* What the exercise asks *
Omit the pictures from the entries below and retype everything else exactly.

* Dataset content *
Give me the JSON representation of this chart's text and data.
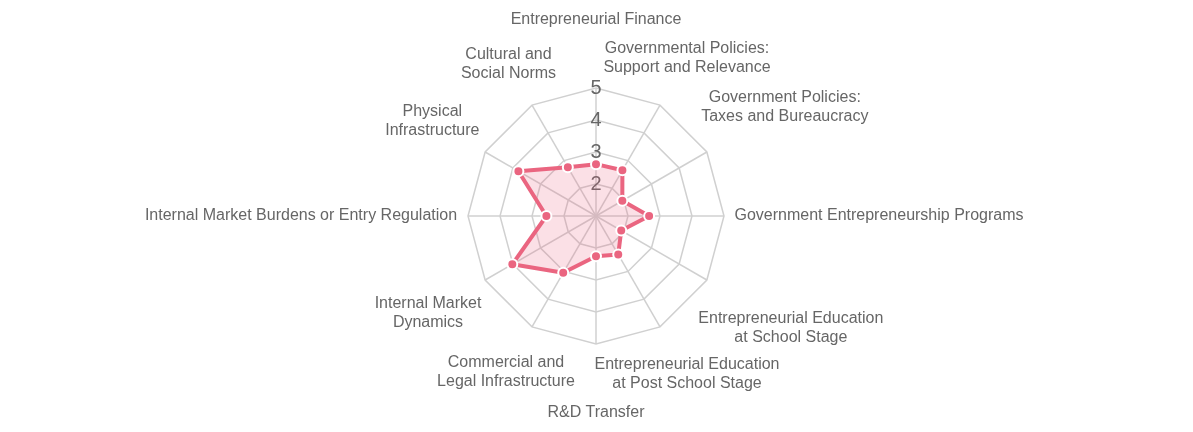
{
  "chart_data": {
    "type": "radar",
    "categories": [
      "Entrepreneurial Finance",
      "Governmental Policies: Support and Relevance",
      "Government Policies: Taxes and Bureaucracy",
      "Government Entrepreneurship Programs",
      "Entrepreneurial Education at School Stage",
      "Entrepreneurial Education at Post School Stage",
      "R&D Transfer",
      "Commercial and Legal Infrastructure",
      "Internal Market Dynamics",
      "Internal Market Burdens or Entry Regulation",
      "Physical Infrastructure",
      "Cultural and Social Norms"
    ],
    "series": [
      {
        "color": "#ea6580",
        "values": [
          2.62,
          2.65,
          1.95,
          2.66,
          1.91,
          2.39,
          2.26,
          3.05,
          4.02,
          2.55,
          3.8,
          2.76
        ]
      }
    ],
    "ylim": [
      1,
      5
    ],
    "yticks": [
      2,
      3,
      4,
      5
    ],
    "grid": true,
    "marker": "circle"
  }
}
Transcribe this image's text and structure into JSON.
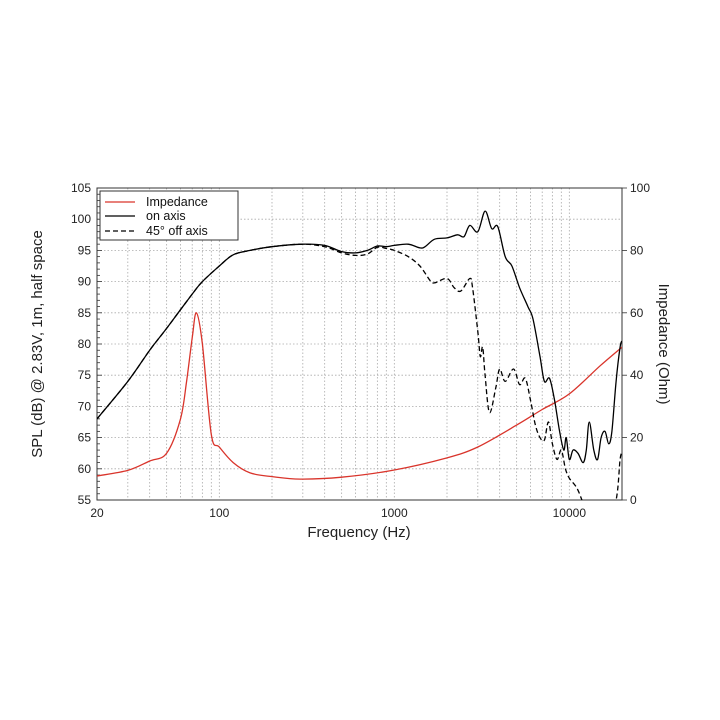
{
  "chart_data": {
    "type": "line",
    "xscale": "log",
    "xlim": [
      20,
      20000
    ],
    "ylim": [
      55,
      105
    ],
    "y2lim": [
      0,
      100
    ],
    "xlabel": "Frequency (Hz)",
    "ylabel": "SPL (dB) @ 2.83V, 1m, half space",
    "y2label": "Impedance (Ohm)",
    "xticks": [
      20,
      100,
      1000,
      10000
    ],
    "yticks": [
      55,
      60,
      65,
      70,
      75,
      80,
      85,
      90,
      95,
      100,
      105
    ],
    "y2ticks": [
      0,
      20,
      40,
      60,
      80,
      100
    ],
    "grid": true,
    "legend_position": "top-left",
    "series": [
      {
        "name": "Impedance",
        "axis": "right",
        "color": "#d9342b",
        "style": "solid",
        "x": [
          20,
          30,
          40,
          50,
          60,
          65,
          70,
          74,
          80,
          90,
          100,
          120,
          150,
          200,
          290,
          500,
          1000,
          2000,
          3000,
          5000,
          7000,
          10000,
          15000,
          20000
        ],
        "y": [
          7.7,
          9.5,
          12.5,
          15,
          26,
          38,
          52,
          60,
          50,
          21,
          17,
          12,
          8.7,
          7.5,
          6.7,
          7.3,
          9.6,
          13.5,
          17,
          24,
          29,
          34,
          43,
          49
        ]
      },
      {
        "name": "on axis",
        "axis": "left",
        "color": "#000000",
        "style": "solid",
        "x": [
          20,
          30,
          40,
          50,
          60,
          70,
          80,
          100,
          120,
          150,
          200,
          300,
          400,
          500,
          600,
          700,
          800,
          900,
          1000,
          1200,
          1400,
          1500,
          1700,
          2000,
          2300,
          2500,
          2700,
          3000,
          3300,
          3600,
          3900,
          4300,
          4700,
          5200,
          5800,
          6200,
          6800,
          7200,
          7700,
          8200,
          8800,
          9300,
          9600,
          10000,
          10500,
          11200,
          12000,
          12500,
          13000,
          13800,
          14500,
          15200,
          16000,
          16800,
          17500,
          18500,
          19500,
          20000
        ],
        "y": [
          68,
          74,
          79,
          82.5,
          85.5,
          88,
          90,
          92.5,
          94.3,
          95,
          95.6,
          96,
          95.8,
          94.8,
          94.6,
          95,
          95.7,
          95.6,
          95.8,
          96,
          95.4,
          95.6,
          96.8,
          97,
          97.5,
          97.2,
          99,
          98,
          101.3,
          98.5,
          98.8,
          94,
          92.5,
          89,
          86,
          84,
          78,
          74,
          74.5,
          71.3,
          66,
          63,
          65,
          61.5,
          63,
          62.5,
          61,
          63,
          67.5,
          63,
          61.5,
          65,
          66,
          64,
          66,
          74,
          79.5,
          80.5
        ]
      },
      {
        "name": "45° off axis",
        "axis": "left",
        "color": "#000000",
        "style": "dashed",
        "x": [
          20,
          30,
          40,
          50,
          60,
          70,
          80,
          100,
          120,
          150,
          200,
          300,
          400,
          500,
          600,
          700,
          800,
          900,
          1000,
          1200,
          1400,
          1600,
          1700,
          2000,
          2200,
          2400,
          2700,
          2800,
          3000,
          3100,
          3200,
          3300,
          3500,
          3800,
          4000,
          4300,
          4800,
          5200,
          5600,
          6000,
          6400,
          6800,
          7200,
          7600,
          8000,
          8500,
          9000,
          9500,
          10000,
          11000,
          11800,
          12500,
          16000,
          18500,
          19500,
          20000
        ],
        "y": [
          68,
          74,
          79,
          82.5,
          85.5,
          88,
          90,
          92.5,
          94.3,
          95,
          95.6,
          96,
          95.6,
          94.6,
          94.2,
          94.4,
          95.5,
          95.3,
          95,
          94,
          92.5,
          90.2,
          89.8,
          90.5,
          89,
          88.5,
          90.5,
          89,
          82,
          78,
          79.5,
          75,
          69,
          73,
          76,
          74,
          76,
          73.5,
          74.5,
          71,
          67,
          65,
          64.6,
          67.5,
          64,
          61.5,
          63,
          60,
          58.5,
          57,
          55,
          53,
          50,
          55,
          61.5,
          62.5
        ]
      }
    ]
  }
}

* Completed exercise *
Give me the JSON representation of this chart's text and data.
{
  "chart_data": {
    "type": "radar",
    "categories": [
      "Entrepreneurial Finance",
      "Governmental Policies: Support and Relevance",
      "Government Policies: Taxes and Bureaucracy",
      "Government Entrepreneurship Programs",
      "Entrepreneurial Education at School Stage",
      "Entrepreneurial Education at Post School Stage",
      "R&D Transfer",
      "Commercial and Legal Infrastructure",
      "Internal Market Dynamics",
      "Internal Market Burdens or Entry Regulation",
      "Physical Infrastructure",
      "Cultural and Social Norms"
    ],
    "series": [
      {
        "color": "#ea6580",
        "values": [
          2.62,
          2.65,
          1.95,
          2.66,
          1.91,
          2.39,
          2.26,
          3.05,
          4.02,
          2.55,
          3.8,
          2.76
        ]
      }
    ],
    "ylim": [
      1,
      5
    ],
    "yticks": [
      2,
      3,
      4,
      5
    ],
    "grid": true,
    "marker": "circle"
  }
}
Transcribe this image's text and structure into JSON.
{
  "chart_data": {
    "type": "line",
    "xscale": "log",
    "xlim": [
      20,
      20000
    ],
    "ylim": [
      55,
      105
    ],
    "y2lim": [
      0,
      100
    ],
    "xlabel": "Frequency (Hz)",
    "ylabel": "SPL (dB) @ 2.83V, 1m, half space",
    "y2label": "Impedance (Ohm)",
    "xticks": [
      20,
      100,
      1000,
      10000
    ],
    "yticks": [
      55,
      60,
      65,
      70,
      75,
      80,
      85,
      90,
      95,
      100,
      105
    ],
    "y2ticks": [
      0,
      20,
      40,
      60,
      80,
      100
    ],
    "grid": true,
    "legend_position": "top-left",
    "series": [
      {
        "name": "Impedance",
        "axis": "right",
        "color": "#d9342b",
        "style": "solid",
        "x": [
          20,
          30,
          40,
          50,
          60,
          65,
          70,
          74,
          80,
          90,
          100,
          120,
          150,
          200,
          290,
          500,
          1000,
          2000,
          3000,
          5000,
          7000,
          10000,
          15000,
          20000
        ],
        "y": [
          7.7,
          9.5,
          12.5,
          15,
          26,
          38,
          52,
          60,
          50,
          21,
          17,
          12,
          8.7,
          7.5,
          6.7,
          7.3,
          9.6,
          13.5,
          17,
          24,
          29,
          34,
          43,
          49
        ]
      },
      {
        "name": "on axis",
        "axis": "left",
        "color": "#000000",
        "style": "solid",
        "x": [
          20,
          30,
          40,
          50,
          60,
          70,
          80,
          100,
          120,
          150,
          200,
          300,
          400,
          500,
          600,
          700,
          800,
          900,
          1000,
          1200,
          1400,
          1500,
          1700,
          2000,
          2300,
          2500,
          2700,
          3000,
          3300,
          3600,
          3900,
          4300,
          4700,
          5200,
          5800,
          6200,
          6800,
          7200,
          7700,
          8200,
          8800,
          9300,
          9600,
          10000,
          10500,
          11200,
          12000,
          12500,
          13000,
          13800,
          14500,
          15200,
          16000,
          16800,
          17500,
          18500,
          19500,
          20000
        ],
        "y": [
          68,
          74,
          79,
          82.5,
          85.5,
          88,
          90,
          92.5,
          94.3,
          95,
          95.6,
          96,
          95.8,
          94.8,
          94.6,
          95,
          95.7,
          95.6,
          95.8,
          96,
          95.4,
          95.6,
          96.8,
          97,
          97.5,
          97.2,
          99,
          98,
          101.3,
          98.5,
          98.8,
          94,
          92.5,
          89,
          86,
          84,
          78,
          74,
          74.5,
          71.3,
          66,
          63,
          65,
          61.5,
          63,
          62.5,
          61,
          63,
          67.5,
          63,
          61.5,
          65,
          66,
          64,
          66,
          74,
          79.5,
          80.5
        ]
      },
      {
        "name": "45° off axis",
        "axis": "left",
        "color": "#000000",
        "style": "dashed",
        "x": [
          20,
          30,
          40,
          50,
          60,
          70,
          80,
          100,
          120,
          150,
          200,
          300,
          400,
          500,
          600,
          700,
          800,
          900,
          1000,
          1200,
          1400,
          1600,
          1700,
          2000,
          2200,
          2400,
          2700,
          2800,
          3000,
          3100,
          3200,
          3300,
          3500,
          3800,
          4000,
          4300,
          4800,
          5200,
          5600,
          6000,
          6400,
          6800,
          7200,
          7600,
          8000,
          8500,
          9000,
          9500,
          10000,
          11000,
          11800,
          12500,
          16000,
          18500,
          19500,
          20000
        ],
        "y": [
          68,
          74,
          79,
          82.5,
          85.5,
          88,
          90,
          92.5,
          94.3,
          95,
          95.6,
          96,
          95.6,
          94.6,
          94.2,
          94.4,
          95.5,
          95.3,
          95,
          94,
          92.5,
          90.2,
          89.8,
          90.5,
          89,
          88.5,
          90.5,
          89,
          82,
          78,
          79.5,
          75,
          69,
          73,
          76,
          74,
          76,
          73.5,
          74.5,
          71,
          67,
          65,
          64.6,
          67.5,
          64,
          61.5,
          63,
          60,
          58.5,
          57,
          55,
          53,
          50,
          55,
          61.5,
          62.5
        ]
      }
    ]
  }
}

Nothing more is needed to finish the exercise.